>> Start The data
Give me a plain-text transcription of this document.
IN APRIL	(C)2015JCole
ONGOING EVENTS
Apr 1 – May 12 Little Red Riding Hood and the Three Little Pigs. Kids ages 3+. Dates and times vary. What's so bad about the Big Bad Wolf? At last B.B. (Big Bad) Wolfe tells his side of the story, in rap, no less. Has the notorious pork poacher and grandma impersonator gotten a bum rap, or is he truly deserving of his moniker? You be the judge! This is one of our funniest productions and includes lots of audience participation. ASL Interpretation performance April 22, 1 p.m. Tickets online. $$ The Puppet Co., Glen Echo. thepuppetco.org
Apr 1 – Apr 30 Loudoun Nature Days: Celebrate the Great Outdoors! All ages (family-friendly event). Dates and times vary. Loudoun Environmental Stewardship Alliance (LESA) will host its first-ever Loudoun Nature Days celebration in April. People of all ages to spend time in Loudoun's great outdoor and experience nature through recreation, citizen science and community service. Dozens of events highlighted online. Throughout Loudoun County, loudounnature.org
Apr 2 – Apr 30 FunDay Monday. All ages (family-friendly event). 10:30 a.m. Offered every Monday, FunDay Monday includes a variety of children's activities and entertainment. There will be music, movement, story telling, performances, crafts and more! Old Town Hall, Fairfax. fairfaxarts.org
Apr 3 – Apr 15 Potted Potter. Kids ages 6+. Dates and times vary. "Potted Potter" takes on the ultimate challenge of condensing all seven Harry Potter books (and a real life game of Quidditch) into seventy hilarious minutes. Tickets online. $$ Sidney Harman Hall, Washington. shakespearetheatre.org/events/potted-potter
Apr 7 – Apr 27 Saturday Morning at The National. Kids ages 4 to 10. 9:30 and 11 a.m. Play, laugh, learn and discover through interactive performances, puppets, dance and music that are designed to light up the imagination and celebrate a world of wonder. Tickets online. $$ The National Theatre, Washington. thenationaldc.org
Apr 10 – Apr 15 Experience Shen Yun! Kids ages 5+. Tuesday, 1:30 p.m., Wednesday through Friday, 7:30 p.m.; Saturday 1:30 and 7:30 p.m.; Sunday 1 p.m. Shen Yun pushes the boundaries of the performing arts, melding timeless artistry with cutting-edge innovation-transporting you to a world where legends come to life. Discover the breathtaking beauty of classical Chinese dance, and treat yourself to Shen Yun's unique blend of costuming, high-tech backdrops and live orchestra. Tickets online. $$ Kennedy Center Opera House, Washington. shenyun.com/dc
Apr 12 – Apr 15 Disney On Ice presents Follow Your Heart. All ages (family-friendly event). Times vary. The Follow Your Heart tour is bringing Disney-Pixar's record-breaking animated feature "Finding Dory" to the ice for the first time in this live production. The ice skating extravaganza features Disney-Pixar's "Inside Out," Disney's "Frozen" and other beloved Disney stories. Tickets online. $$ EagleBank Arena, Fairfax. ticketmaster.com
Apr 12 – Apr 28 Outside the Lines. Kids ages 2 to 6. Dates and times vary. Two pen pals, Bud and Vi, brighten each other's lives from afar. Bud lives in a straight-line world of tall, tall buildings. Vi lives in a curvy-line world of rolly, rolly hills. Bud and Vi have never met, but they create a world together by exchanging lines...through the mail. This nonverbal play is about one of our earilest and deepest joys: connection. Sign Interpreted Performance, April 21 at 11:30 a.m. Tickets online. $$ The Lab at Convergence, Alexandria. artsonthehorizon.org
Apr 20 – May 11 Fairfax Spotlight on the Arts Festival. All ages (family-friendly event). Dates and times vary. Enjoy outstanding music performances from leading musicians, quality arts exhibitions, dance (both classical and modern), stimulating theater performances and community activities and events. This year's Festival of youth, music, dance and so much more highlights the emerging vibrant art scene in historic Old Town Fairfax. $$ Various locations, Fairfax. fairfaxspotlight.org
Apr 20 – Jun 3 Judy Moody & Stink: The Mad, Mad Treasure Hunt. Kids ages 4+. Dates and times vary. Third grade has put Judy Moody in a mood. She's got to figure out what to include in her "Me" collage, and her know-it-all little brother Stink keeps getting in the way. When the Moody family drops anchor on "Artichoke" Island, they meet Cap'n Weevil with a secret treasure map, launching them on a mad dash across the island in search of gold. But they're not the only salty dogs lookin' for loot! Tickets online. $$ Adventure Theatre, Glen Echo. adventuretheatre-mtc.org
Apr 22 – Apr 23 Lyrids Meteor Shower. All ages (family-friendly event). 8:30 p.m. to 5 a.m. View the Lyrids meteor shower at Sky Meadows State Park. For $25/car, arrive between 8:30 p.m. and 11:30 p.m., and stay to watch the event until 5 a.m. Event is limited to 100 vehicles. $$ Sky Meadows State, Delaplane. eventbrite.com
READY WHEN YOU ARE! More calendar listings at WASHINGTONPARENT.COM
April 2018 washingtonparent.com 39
>> End The data
[Task objective] Each line of the material above must be retyped precisely.

[Problem solution]
Give me a plain-text transcription of this document.
IN APRIL	(C)2015JCole
ONGOING EVENTS
Apr 1 – May 12 Little Red Riding Hood and the Three Little Pigs. Kids ages 3+. Dates and times vary. What's so bad about the Big Bad Wolf? At last B.B. (Big Bad) Wolfe tells his side of the story, in rap, no less. Has the notorious pork poacher and grandma impersonator gotten a bum rap, or is he truly deserving of his moniker? You be the judge! This is one of our funniest productions and includes lots of audience participation. ASL Interpretation performance April 22, 1 p.m. Tickets online. $$ The Puppet Co., Glen Echo. thepuppetco.org
Apr 1 – Apr 30 Loudoun Nature Days: Celebrate the Great Outdoors! All ages (family-friendly event). Dates and times vary. Loudoun Environmental Stewardship Alliance (LESA) will host its first-ever Loudoun Nature Days celebration in April. People of all ages to spend time in Loudoun's great outdoor and experience nature through recreation, citizen science and community service. Dozens of events highlighted online. Throughout Loudoun County, loudounnature.org
Apr 2 – Apr 30 FunDay Monday. All ages (family-friendly event). 10:30 a.m. Offered every Monday, FunDay Monday includes a variety of children's activities and entertainment. There will be music, movement, story telling, performances, crafts and more! Old Town Hall, Fairfax. fairfaxarts.org
Apr 3 – Apr 15 Potted Potter. Kids ages 6+. Dates and times vary. "Potted Potter" takes on the ultimate challenge of condensing all seven Harry Potter books (and a real life game of Quidditch) into seventy hilarious minutes. Tickets online. $$ Sidney Harman Hall, Washington. shakespearetheatre.org/events/potted-potter
Apr 7 – Apr 27 Saturday Morning at The National. Kids ages 4 to 10. 9:30 and 11 a.m. Play, laugh, learn and discover through interactive performances, puppets, dance and music that are designed to light up the imagination and celebrate a world of wonder. Tickets online. $$ The National Theatre, Washington. thenationaldc.org
Apr 10 – Apr 15 Experience Shen Yun! Kids ages 5+. Tuesday, 1:30 p.m., Wednesday through Friday, 7:30 p.m.; Saturday 1:30 and 7:30 p.m.; Sunday 1 p.m. Shen Yun pushes the boundaries of the performing arts, melding timeless artistry with cutting-edge innovation-transporting you to a world where legends come to life. Discover the breathtaking beauty of classical Chinese dance, and treat yourself to Shen Yun's unique blend of costuming, high-tech backdrops and live orchestra. Tickets online. $$ Kennedy Center Opera House, Washington. shenyun.com/dc
Apr 12 – Apr 15 Disney On Ice presents Follow Your Heart. All ages (family-friendly event). Times vary. The Follow Your Heart tour is bringing Disney-Pixar's record-breaking animated feature "Finding Dory" to the ice for the first time in this live production. The ice skating extravaganza features Disney-Pixar's "Inside Out," Disney's "Frozen" and other beloved Disney stories. Tickets online. $$ EagleBank Arena, Fairfax. ticketmaster.com
Apr 12 – Apr 28 Outside the Lines. Kids ages 2 to 6. Dates and times vary. Two pen pals, Bud and Vi, brighten each other's lives from afar. Bud lives in a straight-line world of tall, tall buildings. Vi lives in a curvy-line world of rolly, rolly hills. Bud and Vi have never met, but they create a world together by exchanging lines...through the mail. This nonverbal play is about one of our earilest and deepest joys: connection. Sign Interpreted Performance, April 21 at 11:30 a.m. Tickets online. $$ The Lab at Convergence, Alexandria. artsonthehorizon.org
Apr 20 – May 11 Fairfax Spotlight on the Arts Festival. All ages (family-friendly event). Dates and times vary. Enjoy outstanding music performances from leading musicians, quality arts exhibitions, dance (both classical and modern), stimulating theater performances and community activities and events. This year's Festival of youth, music, dance and so much more highlights the emerging vibrant art scene in historic Old Town Fairfax. $$ Various locations, Fairfax. fairfaxspotlight.org
Apr 20 – Jun 3 Judy Moody & Stink: The Mad, Mad Treasure Hunt. Kids ages 4+. Dates and times vary. Third grade has put Judy Moody in a mood. She's got to figure out what to include in her "Me" collage, and her know-it-all little brother Stink keeps getting in the way. When the Moody family drops anchor on "Artichoke" Island, they meet Cap'n Weevil with a secret treasure map, launching them on a mad dash across the island in search of gold. But they're not the only salty dogs lookin' for loot! Tickets online. $$ Adventure Theatre, Glen Echo. adventuretheatre-mtc.org
Apr 22 – Apr 23 Lyrids Meteor Shower. All ages (family-friendly event). 8:30 p.m. to 5 a.m. View the Lyrids meteor shower at Sky Meadows State Park. For $25/car, arrive between 8:30 p.m. and 11:30 p.m., and stay to watch the event until 5 a.m. Event is limited to 100 vehicles. $$ Sky Meadows State, Delaplane. eventbrite.com
READY WHEN YOU ARE! More calendar listings at WASHINGTONPARENT.COM
April 2018 washingtonparent.com 39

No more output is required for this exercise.